YOUR INSTRUCTIONS — From the entries below, work out the number of lines that hold the word "JSON", and give that number alone.

MATERIAL FOR THE TASK —
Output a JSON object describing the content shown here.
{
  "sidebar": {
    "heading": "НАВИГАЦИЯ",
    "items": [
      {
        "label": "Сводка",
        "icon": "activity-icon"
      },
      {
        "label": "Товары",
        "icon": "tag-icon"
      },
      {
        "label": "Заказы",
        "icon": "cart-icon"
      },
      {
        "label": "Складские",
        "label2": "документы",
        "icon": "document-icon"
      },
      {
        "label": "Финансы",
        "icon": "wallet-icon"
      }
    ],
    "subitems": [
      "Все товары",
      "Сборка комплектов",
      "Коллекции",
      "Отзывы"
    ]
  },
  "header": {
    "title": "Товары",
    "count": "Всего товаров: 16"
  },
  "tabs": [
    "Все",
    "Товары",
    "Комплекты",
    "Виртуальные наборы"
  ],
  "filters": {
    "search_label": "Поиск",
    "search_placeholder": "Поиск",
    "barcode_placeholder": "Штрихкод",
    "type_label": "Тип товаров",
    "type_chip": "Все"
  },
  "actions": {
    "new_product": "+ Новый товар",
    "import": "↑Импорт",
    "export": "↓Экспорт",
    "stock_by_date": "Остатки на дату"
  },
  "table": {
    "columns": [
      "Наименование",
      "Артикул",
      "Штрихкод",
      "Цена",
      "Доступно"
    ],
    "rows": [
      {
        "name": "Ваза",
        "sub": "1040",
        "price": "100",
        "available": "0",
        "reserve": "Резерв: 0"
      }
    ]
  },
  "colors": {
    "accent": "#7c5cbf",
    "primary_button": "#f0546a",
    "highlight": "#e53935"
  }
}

--

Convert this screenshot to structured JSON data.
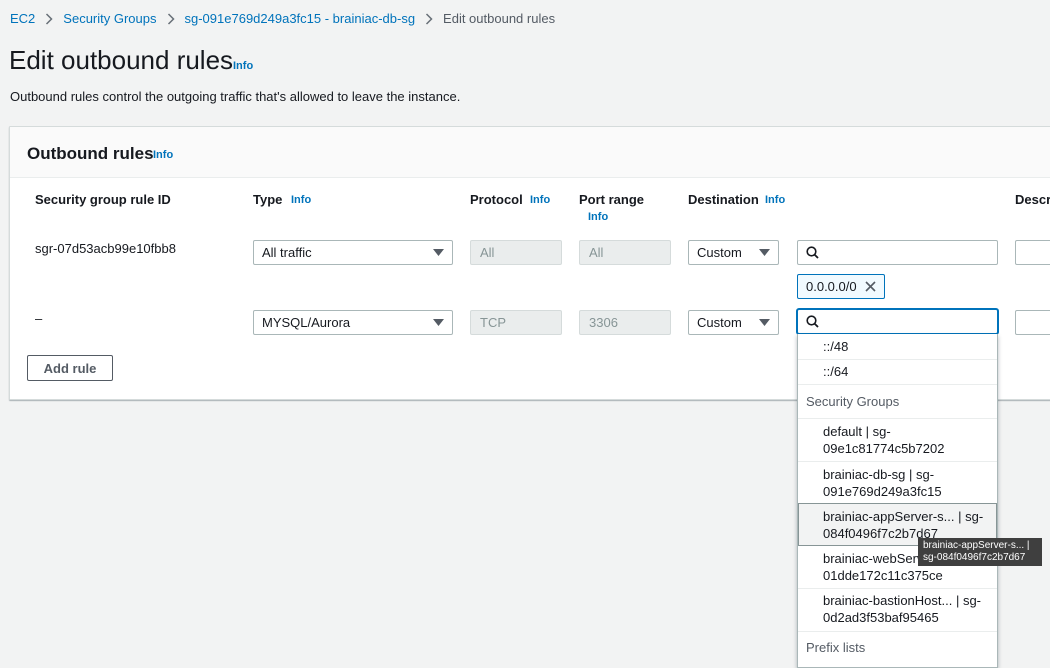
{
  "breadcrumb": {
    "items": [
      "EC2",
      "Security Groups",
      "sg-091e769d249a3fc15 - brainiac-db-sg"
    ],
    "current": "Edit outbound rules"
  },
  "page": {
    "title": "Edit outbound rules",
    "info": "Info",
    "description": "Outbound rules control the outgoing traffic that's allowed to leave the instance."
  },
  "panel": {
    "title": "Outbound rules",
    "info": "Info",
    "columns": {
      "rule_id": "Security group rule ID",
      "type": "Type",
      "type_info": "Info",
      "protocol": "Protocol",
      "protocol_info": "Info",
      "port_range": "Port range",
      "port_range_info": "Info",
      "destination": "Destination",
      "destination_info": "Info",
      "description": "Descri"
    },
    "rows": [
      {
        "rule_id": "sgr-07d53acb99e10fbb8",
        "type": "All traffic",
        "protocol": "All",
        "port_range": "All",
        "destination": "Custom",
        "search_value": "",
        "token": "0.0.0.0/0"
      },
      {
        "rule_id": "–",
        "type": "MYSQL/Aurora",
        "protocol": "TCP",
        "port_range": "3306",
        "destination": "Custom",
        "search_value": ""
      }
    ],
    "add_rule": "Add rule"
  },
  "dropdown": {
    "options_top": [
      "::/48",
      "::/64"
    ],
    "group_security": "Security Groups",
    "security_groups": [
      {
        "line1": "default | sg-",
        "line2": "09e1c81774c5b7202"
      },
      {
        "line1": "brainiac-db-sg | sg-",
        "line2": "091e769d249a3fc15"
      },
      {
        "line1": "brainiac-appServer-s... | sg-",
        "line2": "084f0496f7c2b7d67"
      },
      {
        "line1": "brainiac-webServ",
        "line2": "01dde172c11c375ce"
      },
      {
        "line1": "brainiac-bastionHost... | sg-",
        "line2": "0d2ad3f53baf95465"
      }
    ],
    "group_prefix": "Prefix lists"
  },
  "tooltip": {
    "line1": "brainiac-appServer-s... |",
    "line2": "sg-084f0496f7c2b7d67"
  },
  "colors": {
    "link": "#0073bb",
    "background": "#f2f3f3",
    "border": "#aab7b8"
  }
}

EXERCISE SOLUTION — 2